Challenge: Leaving out all images, write out the records that follow exactly.
⟨
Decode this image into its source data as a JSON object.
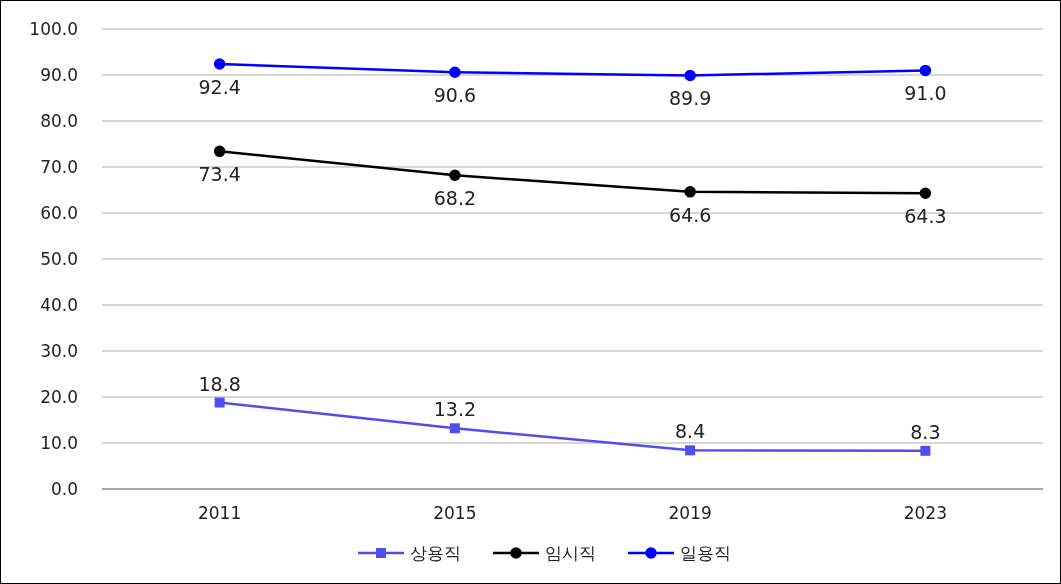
{
  "chart_data": {
    "type": "line",
    "categories": [
      "2011",
      "2015",
      "2019",
      "2023"
    ],
    "series": [
      {
        "name": "상용직",
        "color": "#4f4fef",
        "values": [
          18.8,
          13.2,
          8.4,
          8.3
        ],
        "value_labels": [
          "18.8",
          "13.2",
          "8.4",
          "8.3"
        ],
        "marker": "square"
      },
      {
        "name": "임시직",
        "color": "#000000",
        "values": [
          73.4,
          68.2,
          64.6,
          64.3
        ],
        "value_labels": [
          "73.4",
          "68.2",
          "64.6",
          "64.3"
        ],
        "marker": "circle"
      },
      {
        "name": "일용직",
        "color": "#0000ff",
        "values": [
          92.4,
          90.6,
          89.9,
          91.0
        ],
        "value_labels": [
          "92.4",
          "90.6",
          "89.9",
          "91.0"
        ],
        "marker": "circle"
      }
    ],
    "ylim": [
      0,
      100
    ],
    "yticks": [
      {
        "value": 0,
        "label": "0.0"
      },
      {
        "value": 10,
        "label": "10.0"
      },
      {
        "value": 20,
        "label": "20.0"
      },
      {
        "value": 30,
        "label": "30.0"
      },
      {
        "value": 40,
        "label": "40.0"
      },
      {
        "value": 50,
        "label": "50.0"
      },
      {
        "value": 60,
        "label": "60.0"
      },
      {
        "value": 70,
        "label": "70.0"
      },
      {
        "value": 80,
        "label": "80.0"
      },
      {
        "value": 90,
        "label": "90.0"
      },
      {
        "value": 100,
        "label": "100.0"
      }
    ],
    "grid": "y",
    "legend": "bottom",
    "line_style": "solid"
  }
}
⟩
Solution below:
Decode this image into its source data as a JSON object.
{
  "chart_data": {
    "type": "line",
    "categories": [
      "2011",
      "2015",
      "2019",
      "2023"
    ],
    "series": [
      {
        "name": "상용직",
        "color": "#4f4fef",
        "values": [
          18.8,
          13.2,
          8.4,
          8.3
        ],
        "value_labels": [
          "18.8",
          "13.2",
          "8.4",
          "8.3"
        ],
        "marker": "square"
      },
      {
        "name": "임시직",
        "color": "#000000",
        "values": [
          73.4,
          68.2,
          64.6,
          64.3
        ],
        "value_labels": [
          "73.4",
          "68.2",
          "64.6",
          "64.3"
        ],
        "marker": "circle"
      },
      {
        "name": "일용직",
        "color": "#0000ff",
        "values": [
          92.4,
          90.6,
          89.9,
          91.0
        ],
        "value_labels": [
          "92.4",
          "90.6",
          "89.9",
          "91.0"
        ],
        "marker": "circle"
      }
    ],
    "ylim": [
      0,
      100
    ],
    "yticks": [
      {
        "value": 0,
        "label": "0.0"
      },
      {
        "value": 10,
        "label": "10.0"
      },
      {
        "value": 20,
        "label": "20.0"
      },
      {
        "value": 30,
        "label": "30.0"
      },
      {
        "value": 40,
        "label": "40.0"
      },
      {
        "value": 50,
        "label": "50.0"
      },
      {
        "value": 60,
        "label": "60.0"
      },
      {
        "value": 70,
        "label": "70.0"
      },
      {
        "value": 80,
        "label": "80.0"
      },
      {
        "value": 90,
        "label": "90.0"
      },
      {
        "value": 100,
        "label": "100.0"
      }
    ],
    "grid": "y",
    "legend": "bottom",
    "line_style": "solid"
  }
}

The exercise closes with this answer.